• **Stated task**
Using the material that follows, identify and copy each line with the string "muchos".
....
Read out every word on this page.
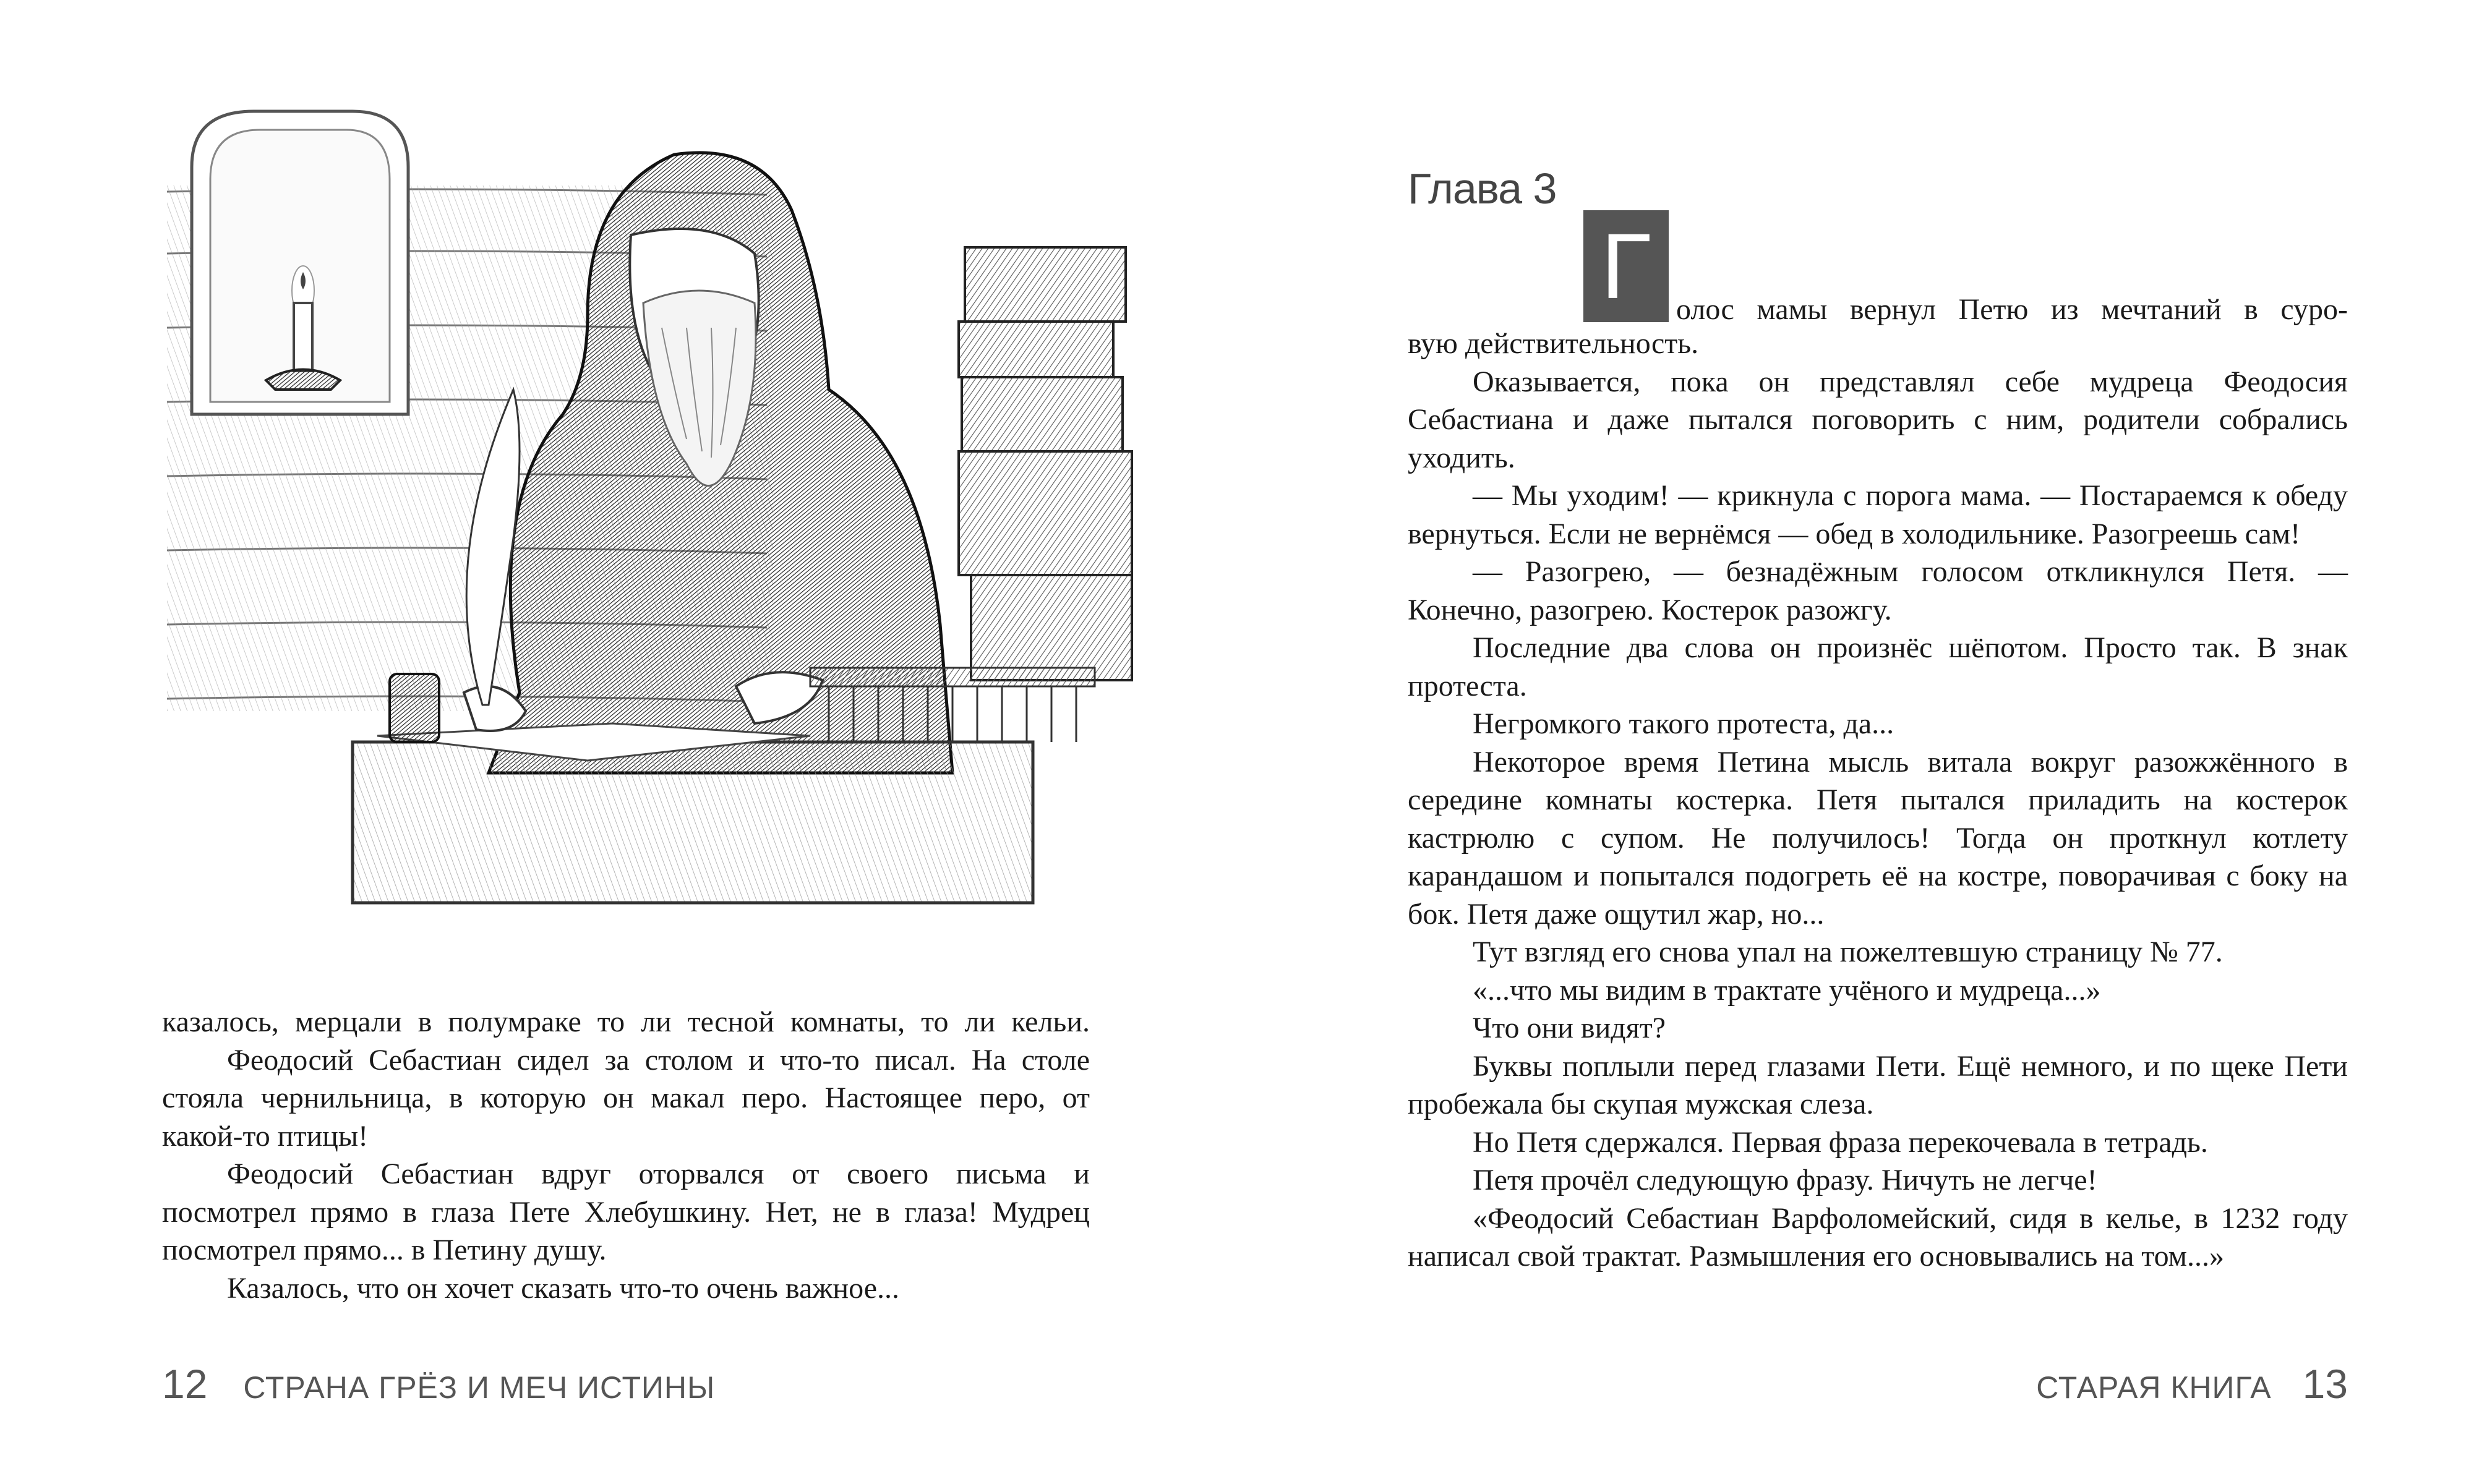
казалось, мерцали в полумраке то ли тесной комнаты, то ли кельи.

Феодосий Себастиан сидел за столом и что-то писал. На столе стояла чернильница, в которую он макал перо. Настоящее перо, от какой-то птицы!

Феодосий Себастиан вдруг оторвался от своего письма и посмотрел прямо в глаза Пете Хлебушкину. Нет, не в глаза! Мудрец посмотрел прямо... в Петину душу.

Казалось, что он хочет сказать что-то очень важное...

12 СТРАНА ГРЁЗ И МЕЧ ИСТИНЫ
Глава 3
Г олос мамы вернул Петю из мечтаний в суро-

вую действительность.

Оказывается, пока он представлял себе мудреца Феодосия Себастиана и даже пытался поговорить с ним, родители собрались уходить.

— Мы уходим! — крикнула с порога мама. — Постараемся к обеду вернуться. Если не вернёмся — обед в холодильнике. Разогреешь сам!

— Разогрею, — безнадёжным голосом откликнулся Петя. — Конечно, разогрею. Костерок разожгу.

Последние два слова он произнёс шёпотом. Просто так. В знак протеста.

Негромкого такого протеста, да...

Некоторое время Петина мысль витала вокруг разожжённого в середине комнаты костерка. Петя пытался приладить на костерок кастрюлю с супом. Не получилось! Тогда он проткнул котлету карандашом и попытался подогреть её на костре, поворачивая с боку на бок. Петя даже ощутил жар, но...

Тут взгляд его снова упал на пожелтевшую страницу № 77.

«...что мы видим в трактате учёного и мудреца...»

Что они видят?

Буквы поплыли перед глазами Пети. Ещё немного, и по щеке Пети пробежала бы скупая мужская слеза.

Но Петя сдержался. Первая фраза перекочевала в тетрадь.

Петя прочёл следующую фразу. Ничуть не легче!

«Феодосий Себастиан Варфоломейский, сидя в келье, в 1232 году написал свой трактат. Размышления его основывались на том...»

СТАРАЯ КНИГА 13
....
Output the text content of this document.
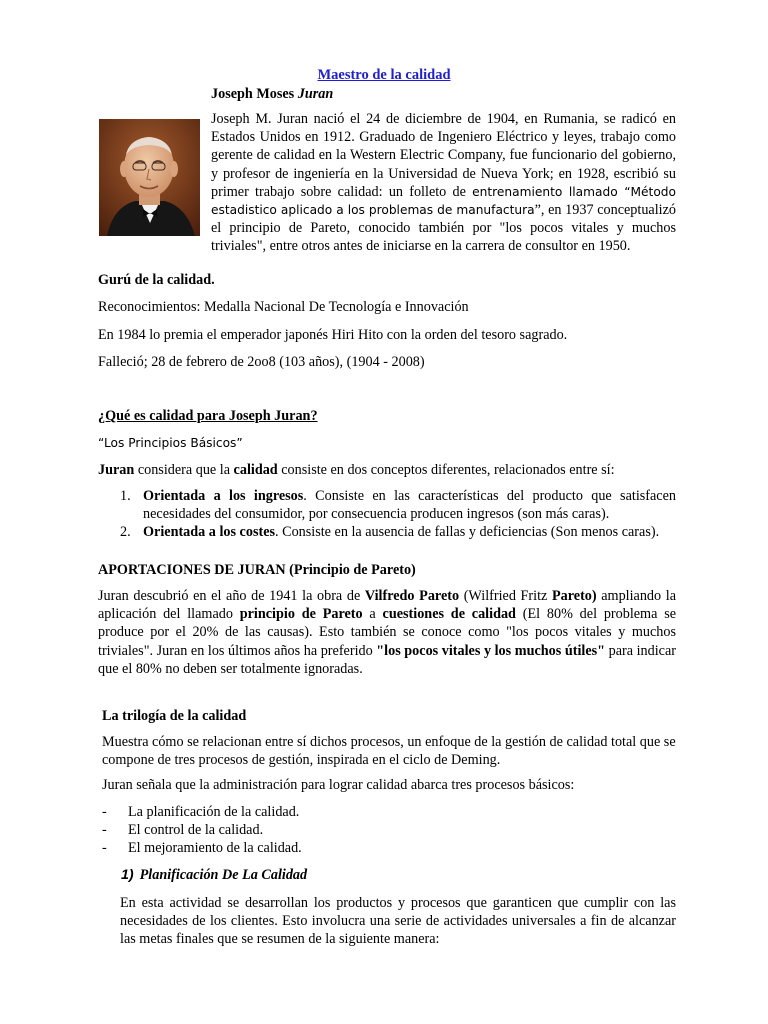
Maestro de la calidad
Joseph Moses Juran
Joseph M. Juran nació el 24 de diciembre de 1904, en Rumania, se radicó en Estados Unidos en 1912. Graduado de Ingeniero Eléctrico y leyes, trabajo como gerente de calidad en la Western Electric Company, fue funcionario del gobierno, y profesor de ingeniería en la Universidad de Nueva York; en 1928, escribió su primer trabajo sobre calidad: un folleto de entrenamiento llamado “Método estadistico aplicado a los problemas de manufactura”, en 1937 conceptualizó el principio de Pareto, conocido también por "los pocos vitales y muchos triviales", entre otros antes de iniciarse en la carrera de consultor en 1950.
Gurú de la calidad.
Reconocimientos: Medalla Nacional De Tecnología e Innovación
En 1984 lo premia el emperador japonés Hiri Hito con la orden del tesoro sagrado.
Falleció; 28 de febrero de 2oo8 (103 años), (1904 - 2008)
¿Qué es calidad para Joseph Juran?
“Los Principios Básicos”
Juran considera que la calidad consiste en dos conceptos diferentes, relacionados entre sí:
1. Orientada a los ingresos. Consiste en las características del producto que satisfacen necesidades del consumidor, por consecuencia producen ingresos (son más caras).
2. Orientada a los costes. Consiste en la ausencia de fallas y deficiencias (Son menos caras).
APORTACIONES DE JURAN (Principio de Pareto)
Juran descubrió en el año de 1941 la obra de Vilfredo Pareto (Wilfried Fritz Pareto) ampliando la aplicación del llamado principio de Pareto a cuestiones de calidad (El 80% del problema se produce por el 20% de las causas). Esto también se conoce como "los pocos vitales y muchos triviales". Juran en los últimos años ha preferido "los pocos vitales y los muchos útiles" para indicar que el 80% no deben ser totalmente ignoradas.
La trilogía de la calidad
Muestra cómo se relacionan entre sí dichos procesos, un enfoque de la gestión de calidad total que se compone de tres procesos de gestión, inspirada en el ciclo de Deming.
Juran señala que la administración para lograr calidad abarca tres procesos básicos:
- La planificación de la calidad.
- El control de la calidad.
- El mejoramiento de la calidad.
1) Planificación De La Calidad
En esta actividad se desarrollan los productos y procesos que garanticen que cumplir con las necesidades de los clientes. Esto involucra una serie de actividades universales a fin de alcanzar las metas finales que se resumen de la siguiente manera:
....
• **Problem solution**
Joseph M. Juran nació el 24 de diciembre de 1904, en Rumania, se radicó en Estados Unidos en 1912. Graduado de Ingeniero Eléctrico y leyes, trabajo como gerente de calidad en la Western Electric Company, fue funcionario del gobierno, y profesor de ingeniería en la Universidad de Nueva York; en 1928, escribió su primer trabajo sobre calidad: un folleto de entrenamiento llamado “Método estadistico aplicado a los problemas de manufactura”, en 1937 conceptualizó el principio de Pareto, conocido también por "los pocos vitales y muchos triviales", entre otros antes de iniciarse en la carrera de consultor en 1950.
Juran descubrió en el año de 1941 la obra de Vilfredo Pareto (Wilfried Fritz Pareto) ampliando la aplicación del llamado principio de Pareto a cuestiones de calidad (El 80% del problema se produce por el 20% de las causas). Esto también se conoce como "los pocos vitales y muchos triviales". Juran en los últimos años ha preferido "los pocos vitales y los muchos útiles" para indicar que el 80% no deben ser totalmente ignoradas.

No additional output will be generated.